SELECTED PASSAGE:
<<<<
Amanda Forest Vivian

adeepercountry.blogspot.com

I usually don’t watch movies about autism, but after being told that [TPGA editor] Shannon would make me a gimlet I dipped my toes into the horrible pool. My limply positive impression of the trailer was borne out by the movie: it doesn’t say anything bad about Autistic people, and the main character Wendy breaks some stereotypes. She is female, can’t live on her own but can talk, and isn’t a genius. I don’t think this movie will harm Autistic people, and I’m grateful for that.

However, it’s still a bad movie that has nothing going for it but a dog in a cute sweater. You can see a dog in a cute sweater on YouTube without having to watch someone pretend to be Autistic by yelling things like, “My mom is dead! That means she doesn’t feel anything anymore!”

Dakota Fanning’s performance was just awful. It came off like she and the director had never seen an Autistic person, but based on something they read they decided that to look like an Autistic person, you should just stand very still and look serious. Dakota didn’t stim or have any physical mannerisms that would have particularly made her look like an Autistic person; she just acted like a piece of cardboard and that was the whole performance. Actors who are playing developmentally disabled characters often get made fun of for acting overly emotional, childlike, or awkward in an attempt to come off as disabled—but at least they’re acting.
>>>>
WHAT TO WORK ON:
**a.** According to the movie review, what is the only thing the movie has going for it?
**b.** Revise the movie review from "I usually don’t" to "grateful for that.", replacing "gimlet" with "martini".
**c.** How would the movie review go on? Pick it up after its final sentence and keep writing.

DATA SECTION:
<<<<
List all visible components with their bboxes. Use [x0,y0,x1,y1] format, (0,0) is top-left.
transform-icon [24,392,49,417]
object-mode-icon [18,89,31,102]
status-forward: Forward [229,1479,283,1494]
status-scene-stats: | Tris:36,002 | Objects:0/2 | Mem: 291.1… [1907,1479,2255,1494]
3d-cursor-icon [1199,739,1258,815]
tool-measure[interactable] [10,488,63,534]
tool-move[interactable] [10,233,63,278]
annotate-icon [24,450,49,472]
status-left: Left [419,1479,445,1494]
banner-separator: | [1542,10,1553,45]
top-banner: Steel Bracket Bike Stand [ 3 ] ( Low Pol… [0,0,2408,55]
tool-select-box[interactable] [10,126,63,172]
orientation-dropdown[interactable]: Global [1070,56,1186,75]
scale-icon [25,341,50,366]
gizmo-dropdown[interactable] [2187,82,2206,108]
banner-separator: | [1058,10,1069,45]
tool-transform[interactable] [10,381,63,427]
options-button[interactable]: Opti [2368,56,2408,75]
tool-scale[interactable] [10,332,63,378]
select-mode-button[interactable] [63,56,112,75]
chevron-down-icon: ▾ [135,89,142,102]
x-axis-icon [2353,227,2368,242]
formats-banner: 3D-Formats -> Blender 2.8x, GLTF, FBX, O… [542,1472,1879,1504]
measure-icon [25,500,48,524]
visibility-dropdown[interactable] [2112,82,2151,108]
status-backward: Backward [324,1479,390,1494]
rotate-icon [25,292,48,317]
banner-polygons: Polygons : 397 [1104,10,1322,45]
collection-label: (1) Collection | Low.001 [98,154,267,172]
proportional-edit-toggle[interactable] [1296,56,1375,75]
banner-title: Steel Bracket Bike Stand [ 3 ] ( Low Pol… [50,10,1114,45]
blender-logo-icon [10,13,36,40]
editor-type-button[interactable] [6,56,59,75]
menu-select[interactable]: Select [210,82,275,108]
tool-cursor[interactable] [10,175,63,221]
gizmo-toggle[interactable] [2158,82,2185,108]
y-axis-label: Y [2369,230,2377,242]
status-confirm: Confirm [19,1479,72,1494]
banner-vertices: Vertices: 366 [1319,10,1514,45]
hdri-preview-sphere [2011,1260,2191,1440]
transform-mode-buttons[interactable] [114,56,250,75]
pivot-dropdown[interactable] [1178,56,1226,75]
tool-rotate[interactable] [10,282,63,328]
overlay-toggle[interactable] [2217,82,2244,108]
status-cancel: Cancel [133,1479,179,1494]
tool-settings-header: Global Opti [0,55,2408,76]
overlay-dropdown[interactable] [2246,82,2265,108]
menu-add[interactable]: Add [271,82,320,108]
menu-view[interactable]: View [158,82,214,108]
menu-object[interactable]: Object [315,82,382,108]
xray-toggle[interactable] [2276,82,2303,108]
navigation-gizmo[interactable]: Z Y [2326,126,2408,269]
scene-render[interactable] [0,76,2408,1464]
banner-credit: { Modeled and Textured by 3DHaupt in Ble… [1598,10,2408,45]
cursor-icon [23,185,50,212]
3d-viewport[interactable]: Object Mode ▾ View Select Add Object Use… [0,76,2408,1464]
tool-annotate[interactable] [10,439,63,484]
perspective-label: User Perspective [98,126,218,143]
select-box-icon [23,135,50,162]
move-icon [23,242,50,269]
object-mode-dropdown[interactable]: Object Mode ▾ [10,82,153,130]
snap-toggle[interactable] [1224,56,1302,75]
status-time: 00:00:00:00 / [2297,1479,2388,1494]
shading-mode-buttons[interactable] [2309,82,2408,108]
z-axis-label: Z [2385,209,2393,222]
>>>>
EXERCISE RESPONSES:
**a.** A dog in a cute sweater.

**b.**
I usually don’t watch movies about autism, but after being told that [TPGA editor] Shannon would make me a martini I dipped my toes into the horrible pool. My limply positive impression of the trailer was borne out by the movie: it doesn’t say anything bad about Autistic people, and the main character Wendy breaks some stereotypes. She is female, can’t live on her own but can talk, and isn’t a genius. I don’t think this movie will harm Autistic people, and I’m grateful for that.

**c.**
It was hard to relate to Wendy because of the performance, but the story was also very incoherent, both in terms of the situation the characters were in at the beginning, and the emotional development I guess they were supposed to have.

This review spoils some plot points, such as they are.

At the beginning of the movie, Wendy’s sister Audrey is making her live in a group home after their mother died. Wendy would prefer to live with Audrey’s family, but Audrey not only refuses, she won’t even bring her baby to meet Wendy. Audrey apparently thinks Wendy is dangerous, and there’s no good explanation given for that. Obviously it’s verboten to portray autism parents in a bad light, but it would make more sense if their mom had raised Audrey with a negative view of Wendy and the movie showed Audrey getting out from under that. Instead, we’re given the opposite impression—that the mom treated Wendy much better than Audrey does. It seems Audrey has a problem with Wendy for no reason, yet she’s supposed to be a sympathetic character.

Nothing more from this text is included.